**Data records**

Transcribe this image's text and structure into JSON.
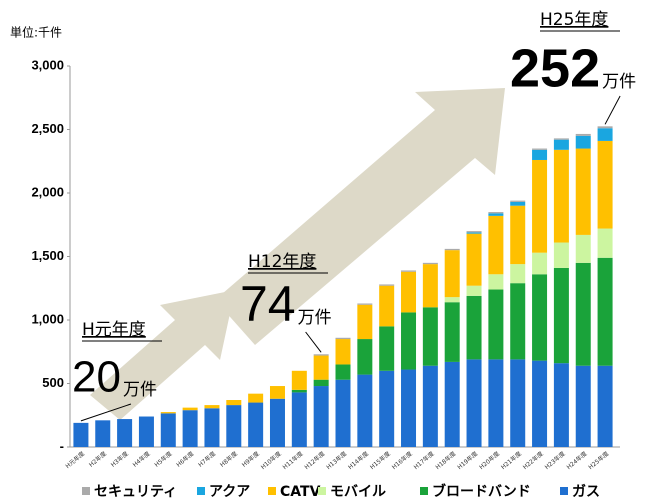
{
  "chart_data": {
    "type": "stacked_bar",
    "unit_label": "単位:千件",
    "categories": [
      "H元年度",
      "H2年度",
      "H3年度",
      "H4年度",
      "H5年度",
      "H6年度",
      "H7年度",
      "H8年度",
      "H9年度",
      "H10年度",
      "H11年度",
      "H12年度",
      "H13年度",
      "H14年度",
      "H15年度",
      "H16年度",
      "H17年度",
      "H18年度",
      "H19年度",
      "H20年度",
      "H21年度",
      "H22年度",
      "H23年度",
      "H24年度",
      "H25年度"
    ],
    "series": [
      {
        "name": "ガス",
        "color": "#1f6fd0",
        "values": [
          190,
          210,
          220,
          240,
          265,
          290,
          305,
          330,
          350,
          380,
          430,
          480,
          530,
          570,
          600,
          610,
          640,
          670,
          690,
          690,
          690,
          680,
          660,
          640,
          640
        ]
      },
      {
        "name": "ブロードバンド",
        "color": "#1aa33a",
        "values": [
          0,
          0,
          0,
          0,
          0,
          0,
          0,
          0,
          0,
          0,
          20,
          50,
          120,
          280,
          350,
          450,
          460,
          470,
          500,
          550,
          600,
          680,
          750,
          810,
          850
        ]
      },
      {
        "name": "モバイル",
        "color": "#ccf5a0",
        "values": [
          0,
          0,
          0,
          0,
          0,
          0,
          0,
          0,
          0,
          0,
          0,
          0,
          0,
          0,
          0,
          0,
          0,
          40,
          80,
          120,
          150,
          170,
          200,
          220,
          230
        ]
      },
      {
        "name": "CATV",
        "color": "#ffc000",
        "values": [
          0,
          0,
          0,
          0,
          10,
          20,
          25,
          40,
          70,
          100,
          150,
          190,
          200,
          270,
          320,
          320,
          340,
          370,
          410,
          460,
          460,
          730,
          730,
          680,
          690
        ]
      },
      {
        "name": "アクア",
        "color": "#1aa6e0",
        "values": [
          0,
          0,
          0,
          0,
          0,
          0,
          0,
          0,
          0,
          0,
          0,
          0,
          0,
          0,
          0,
          0,
          0,
          0,
          10,
          20,
          30,
          80,
          80,
          100,
          100
        ]
      },
      {
        "name": "セキュリティ",
        "color": "#aaaaaa",
        "values": [
          0,
          0,
          0,
          0,
          0,
          0,
          0,
          0,
          0,
          0,
          0,
          10,
          10,
          10,
          10,
          10,
          10,
          10,
          10,
          10,
          10,
          10,
          10,
          15,
          15
        ]
      }
    ],
    "ylim": [
      0,
      3000
    ],
    "yticks": [
      {
        "value": 0,
        "label": "-"
      },
      500,
      {
        "value": 1000,
        "label": "1,000"
      },
      {
        "value": 1500,
        "label": "1,500"
      },
      {
        "value": 2000,
        "label": "2,000"
      },
      {
        "value": 2500,
        "label": "2,500"
      },
      {
        "value": 3000,
        "label": "3,000"
      }
    ],
    "annotations": [
      {
        "era": "H元年度",
        "number": "20",
        "unit": "万件"
      },
      {
        "era": "H12年度",
        "number": "74",
        "unit": "万件"
      },
      {
        "era": "H25年度",
        "number": "252",
        "unit": "万件"
      }
    ]
  }
}
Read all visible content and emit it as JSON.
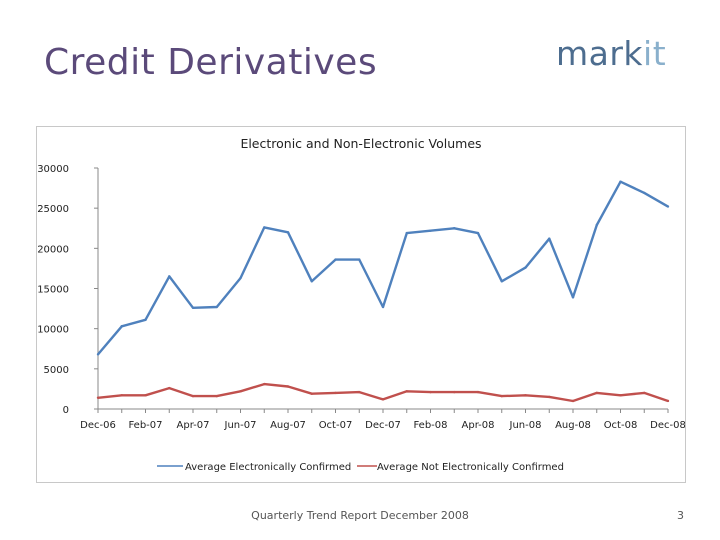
{
  "slide": {
    "title": "Credit Derivatives",
    "footer": "Quarterly Trend Report December 2008",
    "page": "3"
  },
  "logo": {
    "main": "mark",
    "accent": "it"
  },
  "colors": {
    "series_1": "#4f81bd",
    "series_2": "#c0504d",
    "title": "#5b4a7a"
  },
  "chart_data": {
    "type": "line",
    "title": "Electronic and Non-Electronic Volumes",
    "xlabel": "",
    "ylabel": "",
    "ylim": [
      0,
      30000
    ],
    "yticks": [
      "30000",
      "25000",
      "20000",
      "15000",
      "10000",
      "5000",
      "0"
    ],
    "grid": false,
    "legend": "bottom",
    "x": [
      "Dec-06",
      "Jan-07",
      "Feb-07",
      "Mar-07",
      "Apr-07",
      "May-07",
      "Jun-07",
      "Jul-07",
      "Aug-07",
      "Sep-07",
      "Oct-07",
      "Nov-07",
      "Dec-07",
      "Jan-08",
      "Feb-08",
      "Mar-08",
      "Apr-08",
      "May-08",
      "Jun-08",
      "Jul-08",
      "Aug-08",
      "Sep-08",
      "Oct-08",
      "Nov-08",
      "Dec-08"
    ],
    "xtick_labels": [
      "Dec-06",
      "",
      "Feb-07",
      "",
      "Apr-07",
      "",
      "Jun-07",
      "",
      "Aug-07",
      "",
      "Oct-07",
      "",
      "Dec-07",
      "",
      "Feb-08",
      "",
      "Apr-08",
      "",
      "Jun-08",
      "",
      "Aug-08",
      "",
      "Oct-08",
      "",
      "Dec-08"
    ],
    "series": [
      {
        "name": "Average Electronically Confirmed",
        "values": [
          6800,
          10300,
          11100,
          16500,
          12600,
          12700,
          16300,
          22600,
          22000,
          15900,
          18600,
          18600,
          12700,
          21900,
          22200,
          22500,
          21900,
          15900,
          17600,
          21200,
          13900,
          22900,
          28300,
          26900,
          25200
        ]
      },
      {
        "name": "Average Not Electronically Confirmed",
        "values": [
          1400,
          1700,
          1700,
          2600,
          1600,
          1600,
          2200,
          3100,
          2800,
          1900,
          2000,
          2100,
          1200,
          2200,
          2100,
          2100,
          2100,
          1600,
          1700,
          1500,
          1000,
          2000,
          1700,
          2000,
          1000
        ]
      }
    ]
  }
}
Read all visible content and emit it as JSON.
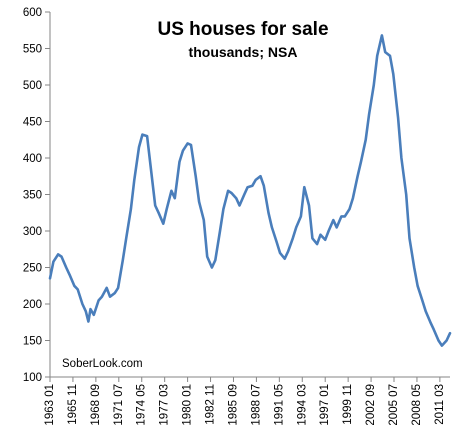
{
  "chart_data": {
    "type": "line",
    "title": "US houses for sale",
    "subtitle": "thousands; NSA",
    "watermark": "SoberLook.com",
    "xlabel": "",
    "ylabel": "",
    "ylim": [
      100,
      600
    ],
    "yticks": [
      100,
      150,
      200,
      250,
      300,
      350,
      400,
      450,
      500,
      550,
      600
    ],
    "xlim": [
      "1963-01",
      "2012-06"
    ],
    "xticks": [
      "1963 01",
      "1965 11",
      "1968 09",
      "1971 07",
      "1974 05",
      "1977 03",
      "1980 01",
      "1982 11",
      "1985 09",
      "1988 07",
      "1991 05",
      "1994 03",
      "1997 01",
      "1999 11",
      "2002 09",
      "2005 07",
      "2008 05",
      "2011 03"
    ],
    "grid": false,
    "legend": "none",
    "color": "#4a7ebb",
    "series": [
      {
        "x": [
          "1963-01",
          "1963-06",
          "1964-01",
          "1964-06",
          "1965-01",
          "1965-06",
          "1966-01",
          "1966-06",
          "1967-01",
          "1967-06",
          "1967-10",
          "1968-01",
          "1968-06",
          "1969-01",
          "1969-06",
          "1970-01",
          "1970-06",
          "1971-01",
          "1971-06",
          "1972-01",
          "1972-06",
          "1973-01",
          "1973-06",
          "1974-01",
          "1974-06",
          "1975-01",
          "1975-06",
          "1976-01",
          "1976-06",
          "1977-01",
          "1977-06",
          "1978-01",
          "1978-06",
          "1979-01",
          "1979-06",
          "1980-01",
          "1980-06",
          "1981-01",
          "1981-06",
          "1982-01",
          "1982-06",
          "1983-01",
          "1983-06",
          "1984-01",
          "1984-06",
          "1985-01",
          "1985-06",
          "1986-01",
          "1986-06",
          "1987-01",
          "1987-06",
          "1988-01",
          "1988-06",
          "1989-01",
          "1989-06",
          "1990-01",
          "1990-06",
          "1991-01",
          "1991-06",
          "1992-01",
          "1992-06",
          "1993-01",
          "1993-06",
          "1994-01",
          "1994-06",
          "1995-01",
          "1995-06",
          "1996-01",
          "1996-06",
          "1997-01",
          "1997-06",
          "1998-01",
          "1998-06",
          "1999-01",
          "1999-06",
          "2000-01",
          "2000-06",
          "2001-01",
          "2001-06",
          "2002-01",
          "2002-06",
          "2003-01",
          "2003-06",
          "2004-01",
          "2004-06",
          "2005-01",
          "2005-06",
          "2006-01",
          "2006-06",
          "2007-01",
          "2007-06",
          "2008-01",
          "2008-06",
          "2009-01",
          "2009-06",
          "2010-01",
          "2010-06",
          "2011-01",
          "2011-06",
          "2012-01",
          "2012-06"
        ],
        "values": [
          235,
          258,
          268,
          265,
          250,
          240,
          225,
          220,
          200,
          190,
          176,
          193,
          185,
          205,
          210,
          222,
          210,
          215,
          222,
          260,
          290,
          330,
          370,
          415,
          432,
          430,
          390,
          335,
          325,
          310,
          330,
          355,
          345,
          395,
          410,
          420,
          418,
          375,
          340,
          315,
          265,
          250,
          260,
          300,
          330,
          355,
          352,
          345,
          335,
          350,
          360,
          362,
          370,
          375,
          362,
          325,
          305,
          285,
          270,
          262,
          272,
          290,
          305,
          320,
          360,
          335,
          290,
          282,
          295,
          288,
          300,
          315,
          305,
          320,
          320,
          330,
          345,
          375,
          395,
          425,
          460,
          500,
          540,
          568,
          545,
          540,
          515,
          455,
          400,
          350,
          290,
          250,
          225,
          205,
          190,
          175,
          165,
          150,
          143,
          150,
          160
        ]
      }
    ]
  }
}
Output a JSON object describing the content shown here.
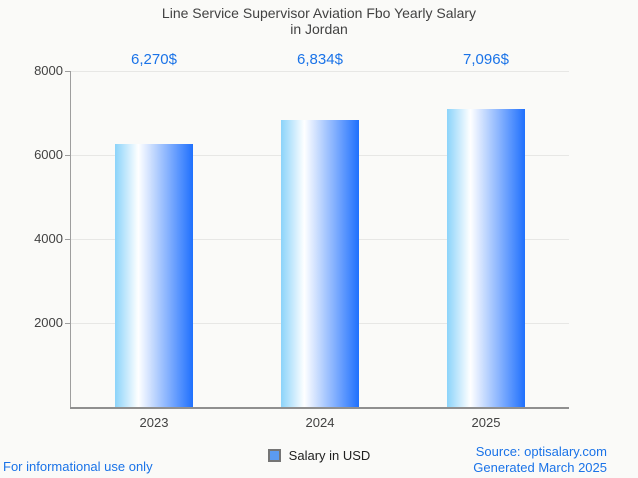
{
  "page": {
    "background": "#fafaf8",
    "accent_blue": "#1a73e8",
    "text_gray": "#424242"
  },
  "title": {
    "line1": "Line Service Supervisor Aviation Fbo Yearly Salary",
    "line2": "in Jordan"
  },
  "chart_data": {
    "type": "bar",
    "title": "Line Service Supervisor Aviation Fbo Yearly Salary in Jordan",
    "categories": [
      "2023",
      "2024",
      "2025"
    ],
    "series": [
      {
        "name": "Salary in USD",
        "values": [
          6270,
          6834,
          7096
        ]
      }
    ],
    "value_labels": [
      "6,270$",
      "6,834$",
      "7,096$"
    ],
    "xlabel": "",
    "ylabel": "",
    "ylim": [
      0,
      8000
    ],
    "yticks": [
      2000,
      4000,
      6000,
      8000
    ],
    "grid": true,
    "legend_position": "bottom",
    "bar_gradient": [
      "#8bd3fa",
      "#ffffff",
      "#1f70fd"
    ],
    "value_label_color": "#1a73e8"
  },
  "legend": {
    "swatch_color": "#5b9bf1",
    "label": "Salary in USD"
  },
  "footer": {
    "left": "For informational use only",
    "source": "Source: optisalary.com",
    "generated": "Generated March 2025"
  }
}
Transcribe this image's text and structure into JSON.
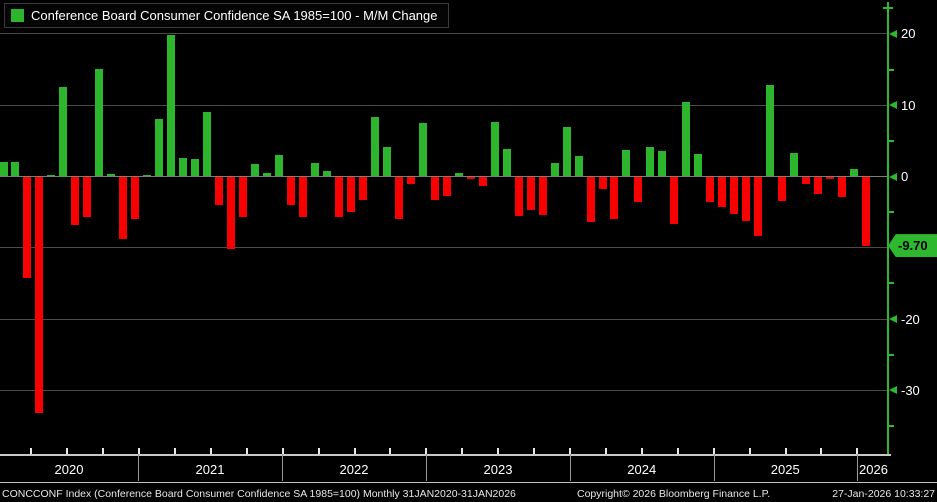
{
  "legend": {
    "title": "Conference Board Consumer Confidence SA 1985=100 - M/M Change"
  },
  "colors": {
    "background": "#000000",
    "positive": "#2db52d",
    "negative": "#f80000",
    "axis_green": "#2db82d",
    "badge_bg": "#2db82d",
    "badge_text": "#000000",
    "gridline": "#4a4a4a",
    "zero_line": "#7d7d7d",
    "x_axis_line": "#c8c8c8",
    "text": "#ffffff"
  },
  "chart_data": {
    "type": "bar",
    "title": "Conference Board Consumer Confidence SA 1985=100 - M/M Change",
    "xlabel": "",
    "ylabel": "",
    "x_unit": "month",
    "period": "Monthly 31JAN2020-31JAN2026",
    "grid": true,
    "legend_position": "top-left",
    "ylim": [
      -39,
      24.5
    ],
    "categories": [
      "2020-01",
      "2020-02",
      "2020-03",
      "2020-04",
      "2020-05",
      "2020-06",
      "2020-07",
      "2020-08",
      "2020-09",
      "2020-10",
      "2020-11",
      "2020-12",
      "2021-01",
      "2021-02",
      "2021-03",
      "2021-04",
      "2021-05",
      "2021-06",
      "2021-07",
      "2021-08",
      "2021-09",
      "2021-10",
      "2021-11",
      "2021-12",
      "2022-01",
      "2022-02",
      "2022-03",
      "2022-04",
      "2022-05",
      "2022-06",
      "2022-07",
      "2022-08",
      "2022-09",
      "2022-10",
      "2022-11",
      "2022-12",
      "2023-01",
      "2023-02",
      "2023-03",
      "2023-04",
      "2023-05",
      "2023-06",
      "2023-07",
      "2023-08",
      "2023-09",
      "2023-10",
      "2023-11",
      "2023-12",
      "2024-01",
      "2024-02",
      "2024-03",
      "2024-04",
      "2024-05",
      "2024-06",
      "2024-07",
      "2024-08",
      "2024-09",
      "2024-10",
      "2024-11",
      "2024-12",
      "2025-01",
      "2025-02",
      "2025-03",
      "2025-04",
      "2025-05",
      "2025-06",
      "2025-07",
      "2025-08",
      "2025-09",
      "2025-10",
      "2025-11",
      "2025-12",
      "2026-01"
    ],
    "values": [
      2.0,
      2.0,
      -14.3,
      -33.2,
      0.2,
      12.5,
      -6.8,
      -5.7,
      15.1,
      0.3,
      -8.8,
      -5.9,
      0.2,
      8.1,
      19.9,
      2.6,
      2.5,
      9.0,
      -4.0,
      -10.1,
      -5.7,
      1.7,
      0.5,
      3.0,
      -4.0,
      -5.7,
      1.9,
      0.8,
      -5.7,
      -5.0,
      -3.3,
      8.3,
      4.1,
      -5.9,
      -1.0,
      7.5,
      -3.3,
      -2.8,
      0.5,
      -0.4,
      -1.4,
      7.6,
      3.9,
      -5.6,
      -4.7,
      -5.4,
      1.9,
      7.0,
      2.9,
      -6.4,
      -1.7,
      -5.9,
      3.7,
      -3.6,
      4.1,
      3.6,
      -6.7,
      10.5,
      3.1,
      -3.6,
      -4.3,
      -5.3,
      -6.3,
      -8.4,
      12.9,
      -3.4,
      3.3,
      -1.1,
      -2.4,
      -0.3,
      -2.9,
      1.1,
      -9.7
    ],
    "y_axis": {
      "major_tick_labels": [
        "20",
        "10",
        "0",
        "-20",
        "-30"
      ],
      "major_tick_values": [
        20,
        10,
        0,
        -20,
        -30
      ],
      "minor_tick_values": [
        15,
        5,
        -5,
        -15,
        -25,
        -35
      ],
      "gridline_values": [
        20,
        10,
        0,
        -10,
        -20,
        -30
      ]
    },
    "x_axis": {
      "year_labels": [
        "2020",
        "2021",
        "2022",
        "2023",
        "2024",
        "2025",
        "2026"
      ]
    },
    "last_point": {
      "month": "2026-01",
      "value": -9.7,
      "label": "-9.70"
    }
  },
  "footer": {
    "description": "CONCCONF Index (Conference Board Consumer Confidence SA 1985=100) Monthly 31JAN2020-31JAN2026",
    "copyright": "Copyright© 2026 Bloomberg Finance L.P.",
    "timestamp": "27-Jan-2026 10:33:27"
  }
}
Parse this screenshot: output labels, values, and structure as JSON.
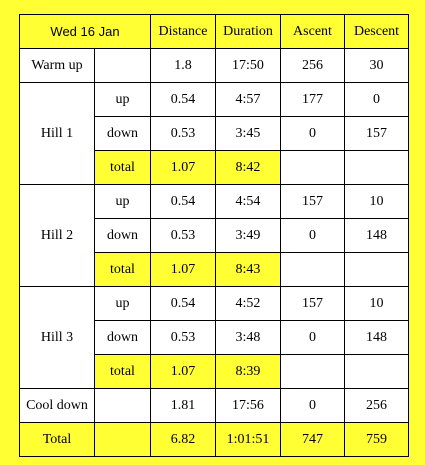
{
  "header": {
    "date": "Wed 16 Jan",
    "columns": [
      "Distance",
      "Duration",
      "Ascent",
      "Descent"
    ]
  },
  "warmup": {
    "label": "Warm up",
    "distance": "1.8",
    "duration": "17:50",
    "ascent": "256",
    "descent": "30"
  },
  "hills": [
    {
      "label": "Hill 1",
      "up": {
        "label": "up",
        "distance": "0.54",
        "duration": "4:57",
        "ascent": "177",
        "descent": "0"
      },
      "down": {
        "label": "down",
        "distance": "0.53",
        "duration": "3:45",
        "ascent": "0",
        "descent": "157"
      },
      "total": {
        "label": "total",
        "distance": "1.07",
        "duration": "8:42"
      }
    },
    {
      "label": "Hill 2",
      "up": {
        "label": "up",
        "distance": "0.54",
        "duration": "4:54",
        "ascent": "157",
        "descent": "10"
      },
      "down": {
        "label": "down",
        "distance": "0.53",
        "duration": "3:49",
        "ascent": "0",
        "descent": "148"
      },
      "total": {
        "label": "total",
        "distance": "1.07",
        "duration": "8:43"
      }
    },
    {
      "label": "Hill 3",
      "up": {
        "label": "up",
        "distance": "0.54",
        "duration": "4:52",
        "ascent": "157",
        "descent": "10"
      },
      "down": {
        "label": "down",
        "distance": "0.53",
        "duration": "3:48",
        "ascent": "0",
        "descent": "148"
      },
      "total": {
        "label": "total",
        "distance": "1.07",
        "duration": "8:39"
      }
    }
  ],
  "cooldown": {
    "label": "Cool down",
    "distance": "1.81",
    "duration": "17:56",
    "ascent": "0",
    "descent": "256"
  },
  "total": {
    "label": "Total",
    "distance": "6.82",
    "duration": "1:01:51",
    "ascent": "747",
    "descent": "759"
  },
  "colors": {
    "background": "#ffff33",
    "cell": "#ffffff",
    "border": "#000000"
  }
}
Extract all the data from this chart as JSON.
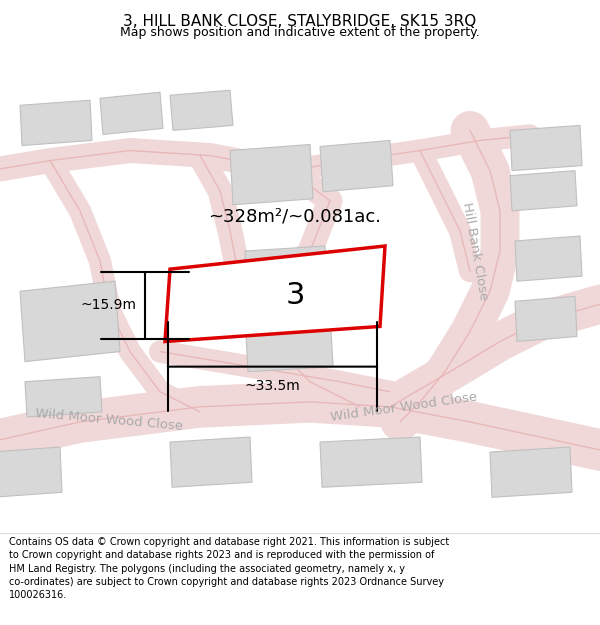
{
  "title": "3, HILL BANK CLOSE, STALYBRIDGE, SK15 3RQ",
  "subtitle": "Map shows position and indicative extent of the property.",
  "footer": "Contains OS data © Crown copyright and database right 2021. This information is subject\nto Crown copyright and database rights 2023 and is reproduced with the permission of\nHM Land Registry. The polygons (including the associated geometry, namely x, y\nco-ordinates) are subject to Crown copyright and database rights 2023 Ordnance Survey\n100026316.",
  "map_bg": "#f7f4f4",
  "road_fill": "#f0d8d8",
  "road_edge": "#e8b8b8",
  "block_fill": "#d8d8d8",
  "block_edge": "#c0c0c0",
  "highlight_color": "#dd0000",
  "area_text": "~328m²/~0.081ac.",
  "label": "3",
  "dim_width": "~33.5m",
  "dim_height": "~15.9m",
  "road_label_color": "#aaaaaa",
  "title_fontsize": 11,
  "subtitle_fontsize": 9,
  "footer_fontsize": 7
}
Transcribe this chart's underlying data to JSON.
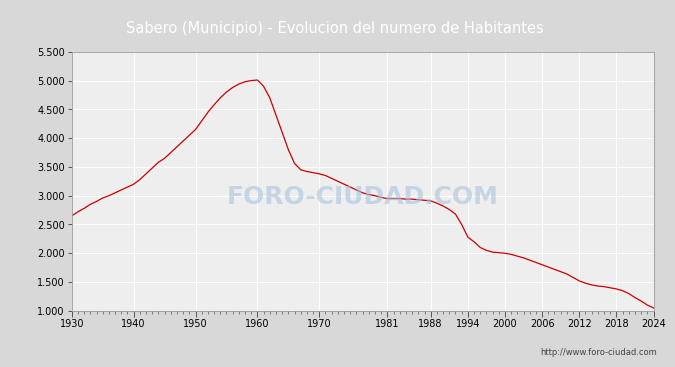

**Direction**
Pull out every line of the entries that includes the word "bottom".

**Solution to the exercise**
    "legend": "bottom",
    "legend_position": "bottom",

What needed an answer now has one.